*** DATA EXCERPTS ***
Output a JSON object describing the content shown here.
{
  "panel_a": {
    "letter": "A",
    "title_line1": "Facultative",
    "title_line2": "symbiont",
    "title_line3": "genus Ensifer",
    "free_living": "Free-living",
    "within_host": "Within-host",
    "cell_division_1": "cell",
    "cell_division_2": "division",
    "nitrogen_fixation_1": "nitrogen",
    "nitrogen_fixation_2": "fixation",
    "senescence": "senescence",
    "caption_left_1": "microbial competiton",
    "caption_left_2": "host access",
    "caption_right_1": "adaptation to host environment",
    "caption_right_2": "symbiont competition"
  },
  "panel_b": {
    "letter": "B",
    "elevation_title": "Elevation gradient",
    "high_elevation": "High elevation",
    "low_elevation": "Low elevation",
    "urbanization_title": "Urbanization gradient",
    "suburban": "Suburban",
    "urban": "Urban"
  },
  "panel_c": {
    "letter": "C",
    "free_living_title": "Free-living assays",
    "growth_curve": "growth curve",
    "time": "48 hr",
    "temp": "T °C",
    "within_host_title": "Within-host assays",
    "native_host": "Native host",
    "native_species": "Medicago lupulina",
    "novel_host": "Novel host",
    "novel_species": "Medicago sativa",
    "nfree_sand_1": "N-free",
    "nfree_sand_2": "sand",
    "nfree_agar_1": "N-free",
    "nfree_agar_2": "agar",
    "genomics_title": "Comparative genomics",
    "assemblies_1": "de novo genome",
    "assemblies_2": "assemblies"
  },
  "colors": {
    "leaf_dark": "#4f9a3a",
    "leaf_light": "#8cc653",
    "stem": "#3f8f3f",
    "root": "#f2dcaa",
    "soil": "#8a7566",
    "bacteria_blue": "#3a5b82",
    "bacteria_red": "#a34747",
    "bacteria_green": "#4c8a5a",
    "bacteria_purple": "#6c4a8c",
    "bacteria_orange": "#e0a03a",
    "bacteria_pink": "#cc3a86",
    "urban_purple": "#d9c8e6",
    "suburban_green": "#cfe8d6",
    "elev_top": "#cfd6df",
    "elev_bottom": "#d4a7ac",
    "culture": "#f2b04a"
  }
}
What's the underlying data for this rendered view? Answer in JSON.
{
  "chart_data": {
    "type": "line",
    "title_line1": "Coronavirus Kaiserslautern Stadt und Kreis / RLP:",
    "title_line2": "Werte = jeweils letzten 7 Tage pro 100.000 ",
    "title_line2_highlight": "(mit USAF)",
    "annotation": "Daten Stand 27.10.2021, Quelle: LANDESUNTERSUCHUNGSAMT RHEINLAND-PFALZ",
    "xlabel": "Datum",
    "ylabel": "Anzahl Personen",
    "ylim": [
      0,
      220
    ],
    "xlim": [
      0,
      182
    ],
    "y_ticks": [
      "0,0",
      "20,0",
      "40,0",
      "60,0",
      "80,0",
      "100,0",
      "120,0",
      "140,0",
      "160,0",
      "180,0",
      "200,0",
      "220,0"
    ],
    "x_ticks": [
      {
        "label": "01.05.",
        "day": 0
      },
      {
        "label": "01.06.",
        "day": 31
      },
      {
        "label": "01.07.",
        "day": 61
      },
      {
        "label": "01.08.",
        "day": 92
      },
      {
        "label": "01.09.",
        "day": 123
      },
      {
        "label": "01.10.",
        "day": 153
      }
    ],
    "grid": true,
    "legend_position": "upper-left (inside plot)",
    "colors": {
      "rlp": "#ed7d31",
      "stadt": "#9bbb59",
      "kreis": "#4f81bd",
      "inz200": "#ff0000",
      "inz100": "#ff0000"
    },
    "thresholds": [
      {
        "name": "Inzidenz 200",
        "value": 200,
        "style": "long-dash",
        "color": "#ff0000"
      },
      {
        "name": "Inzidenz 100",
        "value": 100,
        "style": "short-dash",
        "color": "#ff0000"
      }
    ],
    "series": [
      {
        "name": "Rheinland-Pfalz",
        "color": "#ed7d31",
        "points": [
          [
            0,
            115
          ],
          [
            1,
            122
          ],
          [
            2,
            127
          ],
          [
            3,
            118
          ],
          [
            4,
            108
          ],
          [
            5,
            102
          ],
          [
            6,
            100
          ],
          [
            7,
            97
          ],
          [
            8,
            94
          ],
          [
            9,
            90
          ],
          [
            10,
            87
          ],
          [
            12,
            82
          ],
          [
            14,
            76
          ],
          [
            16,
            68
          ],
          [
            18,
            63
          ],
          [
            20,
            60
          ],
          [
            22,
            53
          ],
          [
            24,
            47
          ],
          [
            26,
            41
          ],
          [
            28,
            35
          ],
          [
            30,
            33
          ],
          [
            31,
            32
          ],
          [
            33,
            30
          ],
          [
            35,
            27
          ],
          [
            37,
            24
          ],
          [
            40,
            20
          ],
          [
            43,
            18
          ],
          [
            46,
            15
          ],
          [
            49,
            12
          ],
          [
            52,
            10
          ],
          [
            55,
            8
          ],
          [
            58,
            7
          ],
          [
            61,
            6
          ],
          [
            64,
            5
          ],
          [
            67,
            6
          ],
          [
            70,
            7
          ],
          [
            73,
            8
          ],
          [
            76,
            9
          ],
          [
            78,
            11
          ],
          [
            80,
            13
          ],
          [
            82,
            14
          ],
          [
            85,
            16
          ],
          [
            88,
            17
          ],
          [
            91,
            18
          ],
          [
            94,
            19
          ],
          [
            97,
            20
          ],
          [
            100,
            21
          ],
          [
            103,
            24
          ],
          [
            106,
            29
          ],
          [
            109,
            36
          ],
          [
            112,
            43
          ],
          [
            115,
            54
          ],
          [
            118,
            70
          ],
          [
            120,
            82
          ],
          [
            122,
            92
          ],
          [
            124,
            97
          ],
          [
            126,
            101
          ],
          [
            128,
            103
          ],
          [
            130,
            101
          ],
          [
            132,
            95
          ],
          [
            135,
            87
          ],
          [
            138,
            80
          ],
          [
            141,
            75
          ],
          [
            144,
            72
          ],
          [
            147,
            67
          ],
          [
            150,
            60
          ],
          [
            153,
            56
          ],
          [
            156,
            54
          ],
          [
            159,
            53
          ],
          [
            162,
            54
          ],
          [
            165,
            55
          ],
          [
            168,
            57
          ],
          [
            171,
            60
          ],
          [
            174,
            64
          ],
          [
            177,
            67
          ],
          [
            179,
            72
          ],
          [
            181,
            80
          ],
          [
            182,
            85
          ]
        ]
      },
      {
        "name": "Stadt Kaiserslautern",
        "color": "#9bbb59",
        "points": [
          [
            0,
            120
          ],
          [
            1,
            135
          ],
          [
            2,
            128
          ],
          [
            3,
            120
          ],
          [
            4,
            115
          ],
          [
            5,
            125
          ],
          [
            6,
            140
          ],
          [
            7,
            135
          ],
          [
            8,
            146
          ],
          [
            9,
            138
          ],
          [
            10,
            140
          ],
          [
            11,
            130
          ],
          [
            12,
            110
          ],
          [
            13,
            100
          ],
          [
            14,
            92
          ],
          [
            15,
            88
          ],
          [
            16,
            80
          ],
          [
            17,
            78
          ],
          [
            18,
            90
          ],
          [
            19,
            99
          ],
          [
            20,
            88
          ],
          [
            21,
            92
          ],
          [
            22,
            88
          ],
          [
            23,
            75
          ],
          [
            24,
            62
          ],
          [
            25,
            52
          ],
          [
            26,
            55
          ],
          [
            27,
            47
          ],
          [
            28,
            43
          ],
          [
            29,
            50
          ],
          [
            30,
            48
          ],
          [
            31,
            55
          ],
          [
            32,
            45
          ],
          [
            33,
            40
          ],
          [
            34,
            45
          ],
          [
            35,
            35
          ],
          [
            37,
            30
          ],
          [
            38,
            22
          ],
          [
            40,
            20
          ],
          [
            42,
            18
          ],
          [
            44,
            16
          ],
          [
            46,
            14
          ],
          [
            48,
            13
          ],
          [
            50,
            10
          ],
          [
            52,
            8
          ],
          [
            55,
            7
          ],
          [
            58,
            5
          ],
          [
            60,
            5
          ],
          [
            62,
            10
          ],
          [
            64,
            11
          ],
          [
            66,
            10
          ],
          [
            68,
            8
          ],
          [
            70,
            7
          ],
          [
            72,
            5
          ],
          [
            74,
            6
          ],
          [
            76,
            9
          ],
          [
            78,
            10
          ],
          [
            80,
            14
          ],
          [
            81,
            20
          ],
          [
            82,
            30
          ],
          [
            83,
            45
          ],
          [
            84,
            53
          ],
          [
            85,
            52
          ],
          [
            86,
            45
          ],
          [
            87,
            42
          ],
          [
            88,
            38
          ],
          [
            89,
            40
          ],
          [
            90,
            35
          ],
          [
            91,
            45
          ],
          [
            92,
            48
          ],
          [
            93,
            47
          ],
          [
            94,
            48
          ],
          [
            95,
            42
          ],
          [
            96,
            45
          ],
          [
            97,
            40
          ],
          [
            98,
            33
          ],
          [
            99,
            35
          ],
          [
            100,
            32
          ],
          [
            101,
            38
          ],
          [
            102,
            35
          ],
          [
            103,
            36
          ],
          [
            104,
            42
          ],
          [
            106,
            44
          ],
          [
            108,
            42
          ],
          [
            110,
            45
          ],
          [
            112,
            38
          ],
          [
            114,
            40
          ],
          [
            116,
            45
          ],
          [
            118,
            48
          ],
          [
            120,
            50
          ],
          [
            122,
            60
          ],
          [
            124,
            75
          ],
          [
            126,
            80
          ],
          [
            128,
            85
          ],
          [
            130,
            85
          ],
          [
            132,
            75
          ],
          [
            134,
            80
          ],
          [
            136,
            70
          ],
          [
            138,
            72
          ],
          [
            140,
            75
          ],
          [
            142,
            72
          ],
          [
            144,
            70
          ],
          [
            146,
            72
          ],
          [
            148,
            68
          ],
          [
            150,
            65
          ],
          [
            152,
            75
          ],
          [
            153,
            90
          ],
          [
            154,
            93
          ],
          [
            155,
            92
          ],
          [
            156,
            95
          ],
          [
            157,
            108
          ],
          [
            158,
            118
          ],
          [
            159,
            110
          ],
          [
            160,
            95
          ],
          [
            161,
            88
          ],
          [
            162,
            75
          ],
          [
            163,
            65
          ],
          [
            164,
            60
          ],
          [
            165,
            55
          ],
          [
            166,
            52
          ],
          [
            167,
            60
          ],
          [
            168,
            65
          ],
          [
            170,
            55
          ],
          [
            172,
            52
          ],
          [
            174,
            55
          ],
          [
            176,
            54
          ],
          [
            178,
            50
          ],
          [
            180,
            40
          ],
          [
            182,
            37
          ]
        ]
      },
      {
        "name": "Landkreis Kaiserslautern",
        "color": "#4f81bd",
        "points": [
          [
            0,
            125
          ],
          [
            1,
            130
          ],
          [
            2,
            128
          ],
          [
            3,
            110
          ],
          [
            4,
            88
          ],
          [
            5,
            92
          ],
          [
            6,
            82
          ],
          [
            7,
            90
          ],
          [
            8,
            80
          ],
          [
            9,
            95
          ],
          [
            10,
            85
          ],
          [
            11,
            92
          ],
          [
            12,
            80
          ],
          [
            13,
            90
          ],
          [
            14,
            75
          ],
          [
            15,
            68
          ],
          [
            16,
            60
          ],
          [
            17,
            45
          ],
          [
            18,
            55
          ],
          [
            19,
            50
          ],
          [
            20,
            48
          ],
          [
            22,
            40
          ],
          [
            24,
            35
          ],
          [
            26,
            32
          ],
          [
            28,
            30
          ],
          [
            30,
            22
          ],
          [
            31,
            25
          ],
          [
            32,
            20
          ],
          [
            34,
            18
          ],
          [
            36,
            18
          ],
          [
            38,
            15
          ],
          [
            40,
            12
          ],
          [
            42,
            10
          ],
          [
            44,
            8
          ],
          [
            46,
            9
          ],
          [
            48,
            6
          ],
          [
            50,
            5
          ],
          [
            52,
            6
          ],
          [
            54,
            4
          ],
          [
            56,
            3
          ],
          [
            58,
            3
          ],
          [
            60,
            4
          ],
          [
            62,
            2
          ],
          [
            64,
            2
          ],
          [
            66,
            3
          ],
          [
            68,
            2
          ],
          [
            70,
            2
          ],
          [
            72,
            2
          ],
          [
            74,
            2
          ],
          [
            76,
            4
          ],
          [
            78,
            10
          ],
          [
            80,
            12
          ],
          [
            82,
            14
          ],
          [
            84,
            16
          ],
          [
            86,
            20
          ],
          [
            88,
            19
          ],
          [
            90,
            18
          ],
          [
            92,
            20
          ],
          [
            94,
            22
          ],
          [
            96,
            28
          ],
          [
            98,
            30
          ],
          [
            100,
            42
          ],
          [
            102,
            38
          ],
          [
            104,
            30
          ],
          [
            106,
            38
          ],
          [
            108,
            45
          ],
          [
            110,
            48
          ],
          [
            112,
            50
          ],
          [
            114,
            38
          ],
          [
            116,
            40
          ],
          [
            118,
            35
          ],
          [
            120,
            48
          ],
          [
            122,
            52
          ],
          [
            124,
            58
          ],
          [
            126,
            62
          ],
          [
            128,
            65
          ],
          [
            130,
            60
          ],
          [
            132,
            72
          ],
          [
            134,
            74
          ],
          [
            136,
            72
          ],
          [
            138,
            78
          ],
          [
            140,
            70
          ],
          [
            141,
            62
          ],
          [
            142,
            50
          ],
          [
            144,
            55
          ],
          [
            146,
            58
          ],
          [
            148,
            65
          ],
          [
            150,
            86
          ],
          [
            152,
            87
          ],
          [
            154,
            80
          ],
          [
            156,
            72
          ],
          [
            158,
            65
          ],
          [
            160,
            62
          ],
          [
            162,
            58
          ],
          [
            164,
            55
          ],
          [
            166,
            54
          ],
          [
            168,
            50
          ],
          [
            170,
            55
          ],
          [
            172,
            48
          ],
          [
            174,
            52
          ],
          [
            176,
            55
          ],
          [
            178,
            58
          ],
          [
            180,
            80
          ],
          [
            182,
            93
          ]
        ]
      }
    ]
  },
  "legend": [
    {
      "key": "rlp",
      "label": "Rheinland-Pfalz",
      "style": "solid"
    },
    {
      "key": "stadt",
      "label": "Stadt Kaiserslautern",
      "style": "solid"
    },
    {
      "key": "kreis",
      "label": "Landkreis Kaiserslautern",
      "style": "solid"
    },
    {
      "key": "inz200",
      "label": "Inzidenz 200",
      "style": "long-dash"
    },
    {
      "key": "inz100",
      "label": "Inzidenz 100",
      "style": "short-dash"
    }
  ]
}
***
# WHAT THIS TASK INVOLVES
Scan the entries above and show each line that contains the word "symbiont".

# OUTPUT OF THE EXERCISE
    "title_line2": "symbiont",
    "caption_right_2": "symbiont competition"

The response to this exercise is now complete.